WHAT IS EXPECTED
Would you transcribe the whole listing exactly, minus its pictures?

DATASET EXTRACT

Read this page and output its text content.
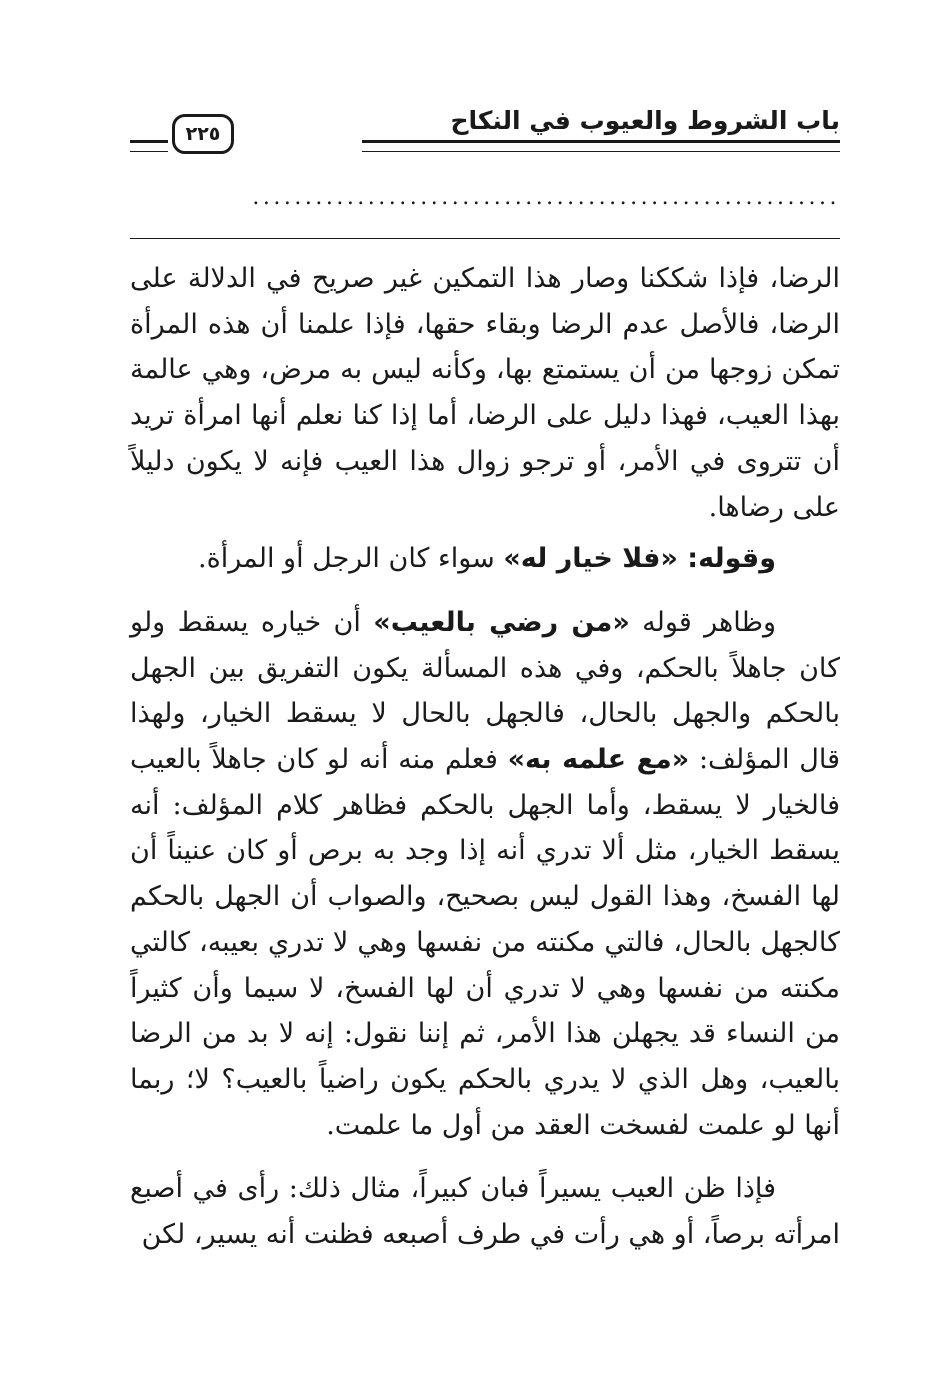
باب الشروط والعيوب في النكاح
٢٢٥
........................................................

الرضا، فإذا شككنا وصار هذا التمكين غير صريح في الدلالة على الرضا، فالأصل عدم الرضا وبقاء حقها، فإذا علمنا أن هذه المرأة تمكن زوجها من أن يستمتع بها، وكأنه ليس به مرض، وهي عالمة بهذا العيب، فهذا دليل على الرضا، أما إذا كنا نعلم أنها امرأة تريد أن تتروى في الأمر، أو ترجو زوال هذا العيب فإنه لا يكون دليلاً على رضاها.

وقوله: «فلا خيار له» سواء كان الرجل أو المرأة.

وظاهر قوله «من رضي بالعيب» أن خياره يسقط ولو كان جاهلاً بالحكم، وفي هذه المسألة يكون التفريق بين الجهل بالحكم والجهل بالحال، فالجهل بالحال لا يسقط الخيار، ولهذا قال المؤلف: «مع علمه به» فعلم منه أنه لو كان جاهلاً بالعيب فالخيار لا يسقط، وأما الجهل بالحكم فظاهر كلام المؤلف: أنه يسقط الخيار، مثل ألا تدري أنه إذا وجد به برص أو كان عنيناً أن لها الفسخ، وهذا القول ليس بصحيح، والصواب أن الجهل بالحكم كالجهل بالحال، فالتي مكنته من نفسها وهي لا تدري بعيبه، كالتي مكنته من نفسها وهي لا تدري أن لها الفسخ، لا سيما وأن كثيراً من النساء قد يجهلن هذا الأمر، ثم إننا نقول: إنه لا بد من الرضا بالعيب، وهل الذي لا يدري بالحكم يكون راضياً بالعيب؟ لا؛ ربما أنها لو علمت لفسخت العقد من أول ما علمت.

فإذا ظن العيب يسيراً فبان كبيراً، مثال ذلك: رأى في أصبع امرأته برصاً، أو هي رأت في طرف أصبعه فظنت أنه يسير، لكن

RESULT OF THIS TASK
Read this page and output its text content.
باب الشروط والعيوب في النكاح
٢٢٥
........................................................

الرضا، فإذا شككنا وصار هذا التمكين غير صريح في الدلالة على الرضا، فالأصل عدم الرضا وبقاء حقها، فإذا علمنا أن هذه المرأة تمكن زوجها من أن يستمتع بها، وكأنه ليس به مرض، وهي عالمة بهذا العيب، فهذا دليل على الرضا، أما إذا كنا نعلم أنها امرأة تريد أن تتروى في الأمر، أو ترجو زوال هذا العيب فإنه لا يكون دليلاً على رضاها.

وقوله: «فلا خيار له» سواء كان الرجل أو المرأة.

وظاهر قوله «من رضي بالعيب» أن خياره يسقط ولو كان جاهلاً بالحكم، وفي هذه المسألة يكون التفريق بين الجهل بالحكم والجهل بالحال، فالجهل بالحال لا يسقط الخيار، ولهذا قال المؤلف: «مع علمه به» فعلم منه أنه لو كان جاهلاً بالعيب فالخيار لا يسقط، وأما الجهل بالحكم فظاهر كلام المؤلف: أنه يسقط الخيار، مثل ألا تدري أنه إذا وجد به برص أو كان عنيناً أن لها الفسخ، وهذا القول ليس بصحيح، والصواب أن الجهل بالحكم كالجهل بالحال، فالتي مكنته من نفسها وهي لا تدري بعيبه، كالتي مكنته من نفسها وهي لا تدري أن لها الفسخ، لا سيما وأن كثيراً من النساء قد يجهلن هذا الأمر، ثم إننا نقول: إنه لا بد من الرضا بالعيب، وهل الذي لا يدري بالحكم يكون راضياً بالعيب؟ لا؛ ربما أنها لو علمت لفسخت العقد من أول ما علمت.

فإذا ظن العيب يسيراً فبان كبيراً، مثال ذلك: رأى في أصبع امرأته برصاً، أو هي رأت في طرف أصبعه فظنت أنه يسير، لكن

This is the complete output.